Records from a collection
╭──

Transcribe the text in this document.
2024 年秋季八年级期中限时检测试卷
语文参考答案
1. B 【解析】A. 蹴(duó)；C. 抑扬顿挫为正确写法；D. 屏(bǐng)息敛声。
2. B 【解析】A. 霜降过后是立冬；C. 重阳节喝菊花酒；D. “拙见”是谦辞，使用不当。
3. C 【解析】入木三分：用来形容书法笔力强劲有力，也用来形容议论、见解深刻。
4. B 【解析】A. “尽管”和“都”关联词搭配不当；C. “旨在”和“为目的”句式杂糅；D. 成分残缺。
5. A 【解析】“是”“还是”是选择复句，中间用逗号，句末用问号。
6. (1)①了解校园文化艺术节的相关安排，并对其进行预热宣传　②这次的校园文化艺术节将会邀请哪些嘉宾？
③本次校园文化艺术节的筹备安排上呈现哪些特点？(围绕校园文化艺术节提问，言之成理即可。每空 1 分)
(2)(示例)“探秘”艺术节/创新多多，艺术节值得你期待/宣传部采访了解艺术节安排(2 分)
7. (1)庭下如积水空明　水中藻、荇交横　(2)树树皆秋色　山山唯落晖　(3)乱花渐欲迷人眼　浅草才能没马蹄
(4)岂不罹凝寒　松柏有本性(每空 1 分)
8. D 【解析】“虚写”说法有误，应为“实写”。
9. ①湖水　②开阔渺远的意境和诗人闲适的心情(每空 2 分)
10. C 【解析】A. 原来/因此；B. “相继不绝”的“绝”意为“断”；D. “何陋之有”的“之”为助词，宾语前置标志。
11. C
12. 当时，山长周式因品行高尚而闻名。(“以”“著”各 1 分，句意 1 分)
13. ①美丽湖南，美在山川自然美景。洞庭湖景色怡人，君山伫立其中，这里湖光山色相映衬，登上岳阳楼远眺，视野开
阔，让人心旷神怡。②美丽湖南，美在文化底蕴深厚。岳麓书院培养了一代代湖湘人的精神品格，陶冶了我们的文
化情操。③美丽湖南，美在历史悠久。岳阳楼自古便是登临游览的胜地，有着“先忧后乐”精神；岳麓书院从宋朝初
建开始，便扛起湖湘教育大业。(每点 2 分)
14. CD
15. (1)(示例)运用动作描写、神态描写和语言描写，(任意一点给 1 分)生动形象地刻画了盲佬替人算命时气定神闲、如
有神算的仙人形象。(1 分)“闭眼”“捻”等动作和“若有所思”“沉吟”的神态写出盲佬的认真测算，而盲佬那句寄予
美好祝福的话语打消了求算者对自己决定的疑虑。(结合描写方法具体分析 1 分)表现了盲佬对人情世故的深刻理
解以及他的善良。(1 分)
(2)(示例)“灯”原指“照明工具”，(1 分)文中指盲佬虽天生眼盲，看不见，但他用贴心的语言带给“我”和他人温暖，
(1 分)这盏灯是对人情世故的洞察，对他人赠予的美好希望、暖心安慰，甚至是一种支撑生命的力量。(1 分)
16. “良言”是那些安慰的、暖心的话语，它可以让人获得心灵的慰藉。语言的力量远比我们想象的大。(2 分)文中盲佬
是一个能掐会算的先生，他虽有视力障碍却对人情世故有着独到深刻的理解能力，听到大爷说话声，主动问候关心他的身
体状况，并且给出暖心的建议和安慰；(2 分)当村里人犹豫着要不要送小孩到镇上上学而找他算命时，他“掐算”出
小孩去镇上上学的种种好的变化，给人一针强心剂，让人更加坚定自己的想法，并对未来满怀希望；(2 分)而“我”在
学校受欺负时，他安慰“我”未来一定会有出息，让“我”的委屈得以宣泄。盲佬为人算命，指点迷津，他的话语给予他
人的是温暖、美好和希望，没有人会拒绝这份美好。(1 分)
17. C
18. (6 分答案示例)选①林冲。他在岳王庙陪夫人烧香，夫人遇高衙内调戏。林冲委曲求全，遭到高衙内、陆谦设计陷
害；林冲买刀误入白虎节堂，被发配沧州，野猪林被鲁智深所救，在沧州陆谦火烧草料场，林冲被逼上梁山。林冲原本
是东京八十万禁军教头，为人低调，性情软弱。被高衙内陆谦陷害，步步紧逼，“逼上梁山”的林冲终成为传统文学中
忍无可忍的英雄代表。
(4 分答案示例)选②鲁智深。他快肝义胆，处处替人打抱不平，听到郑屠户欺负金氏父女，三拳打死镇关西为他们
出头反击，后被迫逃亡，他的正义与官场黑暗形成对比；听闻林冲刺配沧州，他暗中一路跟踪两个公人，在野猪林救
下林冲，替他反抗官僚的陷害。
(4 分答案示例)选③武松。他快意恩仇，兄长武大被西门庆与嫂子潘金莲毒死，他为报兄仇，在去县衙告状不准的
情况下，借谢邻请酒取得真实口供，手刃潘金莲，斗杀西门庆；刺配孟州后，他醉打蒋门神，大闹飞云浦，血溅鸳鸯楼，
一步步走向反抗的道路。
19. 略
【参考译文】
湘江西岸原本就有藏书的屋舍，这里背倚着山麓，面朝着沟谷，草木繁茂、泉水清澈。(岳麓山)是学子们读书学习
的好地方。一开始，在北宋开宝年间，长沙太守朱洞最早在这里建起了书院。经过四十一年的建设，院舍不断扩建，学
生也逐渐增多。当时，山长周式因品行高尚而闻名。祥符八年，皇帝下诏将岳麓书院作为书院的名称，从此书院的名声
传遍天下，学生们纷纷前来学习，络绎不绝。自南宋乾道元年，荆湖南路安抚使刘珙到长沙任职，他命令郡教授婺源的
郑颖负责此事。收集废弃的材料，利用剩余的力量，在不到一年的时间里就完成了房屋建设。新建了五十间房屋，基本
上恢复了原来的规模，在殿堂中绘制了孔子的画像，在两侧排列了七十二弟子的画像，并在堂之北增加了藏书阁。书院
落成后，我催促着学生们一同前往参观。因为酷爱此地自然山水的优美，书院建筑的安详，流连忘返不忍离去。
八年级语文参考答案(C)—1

╰──

OBJECTIVE:
Extract all lines that hold the word "山长周式因品行高尚而闻名".

THE RESPONSE:
12. 当时，山长周式因品行高尚而闻名。(“以”“著”各 1 分，句意 1 分)
生也逐渐增多。当时，山长周式因品行高尚而闻名。祥符八年，皇帝下诏将岳麓书院作为书院的名称，从此书院的名声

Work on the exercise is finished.